_Goal_.
Filter these entries so that only lines with the word "trội" remain.

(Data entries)
----
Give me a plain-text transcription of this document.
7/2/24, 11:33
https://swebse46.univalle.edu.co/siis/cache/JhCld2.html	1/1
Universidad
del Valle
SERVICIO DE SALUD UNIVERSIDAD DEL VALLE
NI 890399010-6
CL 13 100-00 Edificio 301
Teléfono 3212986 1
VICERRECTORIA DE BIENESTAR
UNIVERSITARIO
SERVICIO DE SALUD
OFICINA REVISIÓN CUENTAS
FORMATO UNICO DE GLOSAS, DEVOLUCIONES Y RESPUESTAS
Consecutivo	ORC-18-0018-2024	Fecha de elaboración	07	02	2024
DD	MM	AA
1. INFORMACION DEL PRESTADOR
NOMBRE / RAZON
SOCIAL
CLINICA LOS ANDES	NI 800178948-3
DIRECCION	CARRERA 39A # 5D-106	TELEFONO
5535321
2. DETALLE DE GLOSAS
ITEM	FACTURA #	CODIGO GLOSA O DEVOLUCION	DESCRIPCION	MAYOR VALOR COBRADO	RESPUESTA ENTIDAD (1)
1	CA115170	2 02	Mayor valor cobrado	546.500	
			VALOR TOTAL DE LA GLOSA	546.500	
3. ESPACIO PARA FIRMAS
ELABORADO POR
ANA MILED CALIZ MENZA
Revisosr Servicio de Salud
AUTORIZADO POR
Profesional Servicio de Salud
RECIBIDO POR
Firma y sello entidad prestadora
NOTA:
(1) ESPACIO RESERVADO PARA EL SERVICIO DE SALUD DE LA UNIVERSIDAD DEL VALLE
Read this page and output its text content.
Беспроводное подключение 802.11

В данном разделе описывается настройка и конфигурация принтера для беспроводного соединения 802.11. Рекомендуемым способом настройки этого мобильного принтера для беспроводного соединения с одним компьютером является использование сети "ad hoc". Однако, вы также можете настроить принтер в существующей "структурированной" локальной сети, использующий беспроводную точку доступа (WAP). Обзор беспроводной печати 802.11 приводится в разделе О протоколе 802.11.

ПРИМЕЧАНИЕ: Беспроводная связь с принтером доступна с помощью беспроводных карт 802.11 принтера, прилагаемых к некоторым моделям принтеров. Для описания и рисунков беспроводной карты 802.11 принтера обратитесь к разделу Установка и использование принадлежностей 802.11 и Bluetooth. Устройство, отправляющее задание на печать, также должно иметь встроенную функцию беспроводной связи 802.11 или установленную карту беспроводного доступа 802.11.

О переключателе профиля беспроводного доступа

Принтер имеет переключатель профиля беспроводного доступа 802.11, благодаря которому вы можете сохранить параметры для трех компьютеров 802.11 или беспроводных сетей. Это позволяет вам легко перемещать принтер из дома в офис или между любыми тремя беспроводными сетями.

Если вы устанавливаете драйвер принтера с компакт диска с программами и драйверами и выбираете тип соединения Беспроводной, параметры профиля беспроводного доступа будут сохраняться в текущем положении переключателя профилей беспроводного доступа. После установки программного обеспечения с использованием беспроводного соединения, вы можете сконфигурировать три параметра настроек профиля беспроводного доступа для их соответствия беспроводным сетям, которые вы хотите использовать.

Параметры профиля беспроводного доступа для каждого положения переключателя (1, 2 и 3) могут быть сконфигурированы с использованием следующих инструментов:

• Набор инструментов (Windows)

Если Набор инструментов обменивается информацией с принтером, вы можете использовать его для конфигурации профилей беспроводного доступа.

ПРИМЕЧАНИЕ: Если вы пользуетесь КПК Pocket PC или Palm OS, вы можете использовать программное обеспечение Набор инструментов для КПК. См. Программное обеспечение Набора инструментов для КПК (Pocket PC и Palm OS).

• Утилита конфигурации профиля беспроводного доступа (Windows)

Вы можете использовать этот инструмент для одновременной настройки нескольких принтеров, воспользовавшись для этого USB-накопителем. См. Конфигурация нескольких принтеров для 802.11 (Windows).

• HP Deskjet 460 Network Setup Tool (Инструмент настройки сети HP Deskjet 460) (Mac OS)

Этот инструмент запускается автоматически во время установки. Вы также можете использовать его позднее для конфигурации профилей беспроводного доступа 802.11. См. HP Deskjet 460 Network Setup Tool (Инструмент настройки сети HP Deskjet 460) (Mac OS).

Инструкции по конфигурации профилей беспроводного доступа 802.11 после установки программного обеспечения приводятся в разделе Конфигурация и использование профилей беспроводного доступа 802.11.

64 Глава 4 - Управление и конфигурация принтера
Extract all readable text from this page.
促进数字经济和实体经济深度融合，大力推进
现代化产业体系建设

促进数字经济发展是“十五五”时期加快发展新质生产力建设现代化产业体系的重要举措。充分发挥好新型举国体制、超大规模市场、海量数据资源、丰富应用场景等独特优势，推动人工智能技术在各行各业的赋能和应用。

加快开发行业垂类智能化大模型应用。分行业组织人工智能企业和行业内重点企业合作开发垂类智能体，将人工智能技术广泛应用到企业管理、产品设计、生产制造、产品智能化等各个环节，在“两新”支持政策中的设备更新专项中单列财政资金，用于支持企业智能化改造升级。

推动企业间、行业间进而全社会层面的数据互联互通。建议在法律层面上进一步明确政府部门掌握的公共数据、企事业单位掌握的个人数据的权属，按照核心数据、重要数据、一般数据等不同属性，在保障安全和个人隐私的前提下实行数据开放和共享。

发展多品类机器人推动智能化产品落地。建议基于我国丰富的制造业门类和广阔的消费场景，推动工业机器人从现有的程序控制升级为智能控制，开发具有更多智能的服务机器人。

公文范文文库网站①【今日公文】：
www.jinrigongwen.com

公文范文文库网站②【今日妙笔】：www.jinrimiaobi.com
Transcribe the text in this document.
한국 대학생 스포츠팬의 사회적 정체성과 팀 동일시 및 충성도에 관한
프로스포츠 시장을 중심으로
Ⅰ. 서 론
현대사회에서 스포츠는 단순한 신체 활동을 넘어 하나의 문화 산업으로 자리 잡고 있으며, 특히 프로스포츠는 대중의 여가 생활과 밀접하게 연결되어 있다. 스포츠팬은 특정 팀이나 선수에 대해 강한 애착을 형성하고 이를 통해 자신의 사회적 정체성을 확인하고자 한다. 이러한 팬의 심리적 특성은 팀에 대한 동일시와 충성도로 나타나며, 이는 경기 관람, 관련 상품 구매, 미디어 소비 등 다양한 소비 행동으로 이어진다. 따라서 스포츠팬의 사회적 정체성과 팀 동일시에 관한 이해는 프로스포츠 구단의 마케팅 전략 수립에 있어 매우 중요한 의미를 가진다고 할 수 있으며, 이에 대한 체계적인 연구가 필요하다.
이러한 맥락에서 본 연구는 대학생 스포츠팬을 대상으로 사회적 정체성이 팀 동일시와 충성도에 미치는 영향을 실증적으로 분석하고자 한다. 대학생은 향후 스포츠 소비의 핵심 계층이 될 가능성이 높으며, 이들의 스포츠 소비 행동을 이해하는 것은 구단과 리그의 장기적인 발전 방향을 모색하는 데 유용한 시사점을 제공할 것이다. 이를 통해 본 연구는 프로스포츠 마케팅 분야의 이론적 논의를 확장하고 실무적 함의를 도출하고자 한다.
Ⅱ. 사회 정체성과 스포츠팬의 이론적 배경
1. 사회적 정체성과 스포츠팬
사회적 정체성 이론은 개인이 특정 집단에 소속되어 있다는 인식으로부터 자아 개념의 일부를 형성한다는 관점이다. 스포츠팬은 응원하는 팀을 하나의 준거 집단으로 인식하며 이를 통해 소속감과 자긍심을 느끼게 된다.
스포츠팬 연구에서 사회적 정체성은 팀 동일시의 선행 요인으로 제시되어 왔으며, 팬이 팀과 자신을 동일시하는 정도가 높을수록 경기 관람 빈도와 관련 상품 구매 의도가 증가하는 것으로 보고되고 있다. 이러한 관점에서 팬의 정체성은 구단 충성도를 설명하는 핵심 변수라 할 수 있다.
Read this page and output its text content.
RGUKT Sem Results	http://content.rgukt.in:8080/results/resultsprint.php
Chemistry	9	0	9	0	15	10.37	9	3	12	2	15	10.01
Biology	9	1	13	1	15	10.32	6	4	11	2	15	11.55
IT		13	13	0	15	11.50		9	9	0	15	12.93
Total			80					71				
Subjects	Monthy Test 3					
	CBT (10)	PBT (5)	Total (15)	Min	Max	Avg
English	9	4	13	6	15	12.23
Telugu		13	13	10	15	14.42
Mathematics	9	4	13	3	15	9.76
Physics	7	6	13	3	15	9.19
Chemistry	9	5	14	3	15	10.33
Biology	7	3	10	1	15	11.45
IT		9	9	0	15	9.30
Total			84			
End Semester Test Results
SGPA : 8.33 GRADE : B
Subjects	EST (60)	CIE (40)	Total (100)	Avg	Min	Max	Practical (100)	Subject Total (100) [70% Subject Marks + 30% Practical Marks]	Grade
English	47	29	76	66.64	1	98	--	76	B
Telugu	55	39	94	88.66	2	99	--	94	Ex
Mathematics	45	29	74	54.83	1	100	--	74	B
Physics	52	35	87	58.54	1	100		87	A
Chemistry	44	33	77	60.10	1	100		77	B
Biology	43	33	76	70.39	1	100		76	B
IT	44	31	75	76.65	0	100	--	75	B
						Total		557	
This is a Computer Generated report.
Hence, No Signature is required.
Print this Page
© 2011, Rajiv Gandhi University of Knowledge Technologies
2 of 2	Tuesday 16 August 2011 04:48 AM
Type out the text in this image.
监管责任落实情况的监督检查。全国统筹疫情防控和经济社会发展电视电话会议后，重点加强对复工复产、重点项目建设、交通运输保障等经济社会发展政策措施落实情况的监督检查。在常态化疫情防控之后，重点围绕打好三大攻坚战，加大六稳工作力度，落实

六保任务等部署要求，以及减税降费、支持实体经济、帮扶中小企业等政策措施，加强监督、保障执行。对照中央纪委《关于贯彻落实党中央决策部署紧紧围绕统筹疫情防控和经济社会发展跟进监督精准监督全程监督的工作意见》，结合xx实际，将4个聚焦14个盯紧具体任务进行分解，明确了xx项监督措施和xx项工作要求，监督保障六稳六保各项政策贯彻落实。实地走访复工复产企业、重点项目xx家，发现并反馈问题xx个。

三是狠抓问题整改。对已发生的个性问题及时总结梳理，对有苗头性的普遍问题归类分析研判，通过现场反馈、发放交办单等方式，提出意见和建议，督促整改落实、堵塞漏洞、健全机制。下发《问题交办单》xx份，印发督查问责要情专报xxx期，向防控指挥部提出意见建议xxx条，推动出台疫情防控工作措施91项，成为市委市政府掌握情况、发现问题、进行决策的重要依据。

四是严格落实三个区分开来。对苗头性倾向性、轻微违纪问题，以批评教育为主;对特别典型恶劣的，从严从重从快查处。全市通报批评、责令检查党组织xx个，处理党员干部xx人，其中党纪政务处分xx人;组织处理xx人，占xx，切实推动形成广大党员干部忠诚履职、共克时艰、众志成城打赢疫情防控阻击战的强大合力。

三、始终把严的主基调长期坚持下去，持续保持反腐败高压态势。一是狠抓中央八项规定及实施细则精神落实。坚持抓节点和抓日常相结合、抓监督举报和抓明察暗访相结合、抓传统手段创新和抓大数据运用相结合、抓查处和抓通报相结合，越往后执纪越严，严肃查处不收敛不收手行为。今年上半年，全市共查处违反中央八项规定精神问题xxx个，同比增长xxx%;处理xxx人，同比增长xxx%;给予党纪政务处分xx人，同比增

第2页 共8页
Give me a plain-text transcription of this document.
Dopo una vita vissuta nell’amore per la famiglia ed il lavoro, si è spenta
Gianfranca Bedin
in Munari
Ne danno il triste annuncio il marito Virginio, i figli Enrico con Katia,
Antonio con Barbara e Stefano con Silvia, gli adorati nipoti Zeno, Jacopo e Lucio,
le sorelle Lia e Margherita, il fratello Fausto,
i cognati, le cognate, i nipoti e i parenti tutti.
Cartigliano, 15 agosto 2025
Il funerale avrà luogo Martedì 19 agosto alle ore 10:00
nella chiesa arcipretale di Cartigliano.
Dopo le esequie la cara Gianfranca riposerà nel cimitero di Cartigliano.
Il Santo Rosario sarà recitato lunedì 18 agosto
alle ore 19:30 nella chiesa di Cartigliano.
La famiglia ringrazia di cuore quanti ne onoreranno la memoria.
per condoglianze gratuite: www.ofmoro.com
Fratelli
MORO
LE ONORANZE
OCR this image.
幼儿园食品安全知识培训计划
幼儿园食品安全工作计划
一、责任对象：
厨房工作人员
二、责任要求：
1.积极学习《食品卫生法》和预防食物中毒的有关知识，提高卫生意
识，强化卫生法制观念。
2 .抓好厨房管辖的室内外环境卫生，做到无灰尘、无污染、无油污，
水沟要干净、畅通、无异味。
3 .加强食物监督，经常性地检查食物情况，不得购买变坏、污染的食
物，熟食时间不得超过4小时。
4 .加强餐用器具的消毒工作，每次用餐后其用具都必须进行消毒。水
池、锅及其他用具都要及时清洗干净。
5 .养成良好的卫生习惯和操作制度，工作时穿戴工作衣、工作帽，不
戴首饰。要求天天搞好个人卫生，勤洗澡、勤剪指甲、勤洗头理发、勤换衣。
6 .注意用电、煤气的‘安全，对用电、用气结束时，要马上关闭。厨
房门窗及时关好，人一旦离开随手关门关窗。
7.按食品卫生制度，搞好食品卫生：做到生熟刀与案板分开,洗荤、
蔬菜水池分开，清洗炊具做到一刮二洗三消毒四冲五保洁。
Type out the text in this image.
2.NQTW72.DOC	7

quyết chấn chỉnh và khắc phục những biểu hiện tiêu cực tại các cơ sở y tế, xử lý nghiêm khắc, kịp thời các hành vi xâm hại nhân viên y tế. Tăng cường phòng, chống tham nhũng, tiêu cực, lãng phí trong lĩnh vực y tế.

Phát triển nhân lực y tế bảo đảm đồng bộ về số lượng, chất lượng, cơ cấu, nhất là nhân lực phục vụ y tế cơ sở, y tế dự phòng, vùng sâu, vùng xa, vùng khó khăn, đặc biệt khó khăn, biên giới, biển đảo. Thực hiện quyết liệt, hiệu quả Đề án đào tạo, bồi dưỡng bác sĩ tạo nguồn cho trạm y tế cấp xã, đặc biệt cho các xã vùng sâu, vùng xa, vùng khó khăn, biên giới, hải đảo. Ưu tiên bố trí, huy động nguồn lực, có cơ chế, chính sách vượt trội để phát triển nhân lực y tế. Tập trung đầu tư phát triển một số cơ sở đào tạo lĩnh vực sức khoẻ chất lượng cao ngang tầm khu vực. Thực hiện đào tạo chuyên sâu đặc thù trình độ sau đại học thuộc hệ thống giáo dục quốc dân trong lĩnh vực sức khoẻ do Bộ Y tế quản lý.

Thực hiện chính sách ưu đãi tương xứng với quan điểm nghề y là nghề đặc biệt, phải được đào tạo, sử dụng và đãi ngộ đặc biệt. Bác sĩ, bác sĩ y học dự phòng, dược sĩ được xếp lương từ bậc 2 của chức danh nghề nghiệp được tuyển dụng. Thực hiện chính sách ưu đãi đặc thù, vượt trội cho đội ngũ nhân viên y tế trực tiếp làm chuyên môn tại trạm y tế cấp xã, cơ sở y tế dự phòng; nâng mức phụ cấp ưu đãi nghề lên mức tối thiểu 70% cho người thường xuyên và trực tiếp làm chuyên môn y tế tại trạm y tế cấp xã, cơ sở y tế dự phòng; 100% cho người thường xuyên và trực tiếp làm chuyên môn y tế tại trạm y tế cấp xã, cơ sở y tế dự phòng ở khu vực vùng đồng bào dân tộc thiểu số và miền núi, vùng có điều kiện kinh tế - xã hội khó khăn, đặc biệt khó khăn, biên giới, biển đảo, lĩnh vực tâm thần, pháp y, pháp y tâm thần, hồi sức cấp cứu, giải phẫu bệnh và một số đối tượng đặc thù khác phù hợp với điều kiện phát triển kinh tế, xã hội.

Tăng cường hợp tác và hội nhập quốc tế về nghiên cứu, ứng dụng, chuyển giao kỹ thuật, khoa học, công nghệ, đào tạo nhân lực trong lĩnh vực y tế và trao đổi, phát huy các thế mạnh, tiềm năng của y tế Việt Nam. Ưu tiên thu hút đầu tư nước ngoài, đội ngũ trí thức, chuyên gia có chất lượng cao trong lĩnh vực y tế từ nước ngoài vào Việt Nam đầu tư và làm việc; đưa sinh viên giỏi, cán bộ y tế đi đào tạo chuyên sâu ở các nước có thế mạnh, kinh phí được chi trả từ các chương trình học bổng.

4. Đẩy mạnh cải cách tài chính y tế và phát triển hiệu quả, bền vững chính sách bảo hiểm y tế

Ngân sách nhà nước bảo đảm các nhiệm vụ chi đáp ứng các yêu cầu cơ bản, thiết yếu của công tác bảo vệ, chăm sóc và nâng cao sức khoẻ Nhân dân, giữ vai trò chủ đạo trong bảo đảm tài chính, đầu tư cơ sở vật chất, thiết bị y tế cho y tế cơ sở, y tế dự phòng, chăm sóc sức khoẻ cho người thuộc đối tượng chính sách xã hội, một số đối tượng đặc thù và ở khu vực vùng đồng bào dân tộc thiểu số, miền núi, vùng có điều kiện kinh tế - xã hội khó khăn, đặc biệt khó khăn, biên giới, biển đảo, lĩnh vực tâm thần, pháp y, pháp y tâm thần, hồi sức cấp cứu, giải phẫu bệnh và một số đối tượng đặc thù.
----
_Response to this task_.
Phát triển nhân lực y tế bảo đảm đồng bộ về số lượng, chất lượng, cơ cấu, nhất là nhân lực phục vụ y tế cơ sở, y tế dự phòng, vùng sâu, vùng xa, vùng khó khăn, đặc biệt khó khăn, biên giới, biển đảo. Thực hiện quyết liệt, hiệu quả Đề án đào tạo, bồi dưỡng bác sĩ tạo nguồn cho trạm y tế cấp xã, đặc biệt cho các xã vùng sâu, vùng xa, vùng khó khăn, biên giới, hải đảo. Ưu tiên bố trí, huy động nguồn lực, có cơ chế, chính sách vượt trội để phát triển nhân lực y tế. Tập trung đầu tư phát triển một số cơ sở đào tạo lĩnh vực sức khoẻ chất lượng cao ngang tầm khu vực. Thực hiện đào tạo chuyên sâu đặc thù trình độ sau đại học thuộc hệ thống giáo dục quốc dân trong lĩnh vực sức khoẻ do Bộ Y tế quản lý.
Thực hiện chính sách ưu đãi tương xứng với quan điểm nghề y là nghề đặc biệt, phải được đào tạo, sử dụng và đãi ngộ đặc biệt. Bác sĩ, bác sĩ y học dự phòng, dược sĩ được xếp lương từ bậc 2 của chức danh nghề nghiệp được tuyển dụng. Thực hiện chính sách ưu đãi đặc thù, vượt trội cho đội ngũ nhân viên y tế trực tiếp làm chuyên môn tại trạm y tế cấp xã, cơ sở y tế dự phòng; nâng mức phụ cấp ưu đãi nghề lên mức tối thiểu 70% cho người thường xuyên và trực tiếp làm chuyên môn y tế tại trạm y tế cấp xã, cơ sở y tế dự phòng; 100% cho người thường xuyên và trực tiếp làm chuyên môn y tế tại trạm y tế cấp xã, cơ sở y tế dự phòng ở khu vực vùng đồng bào dân tộc thiểu số và miền núi, vùng có điều kiện kinh tế - xã hội khó khăn, đặc biệt khó khăn, biên giới, biển đảo, lĩnh vực tâm thần, pháp y, pháp y tâm thần, hồi sức cấp cứu, giải phẫu bệnh và một số đối tượng đặc thù khác phù hợp với điều kiện phát triển kinh tế, xã hội.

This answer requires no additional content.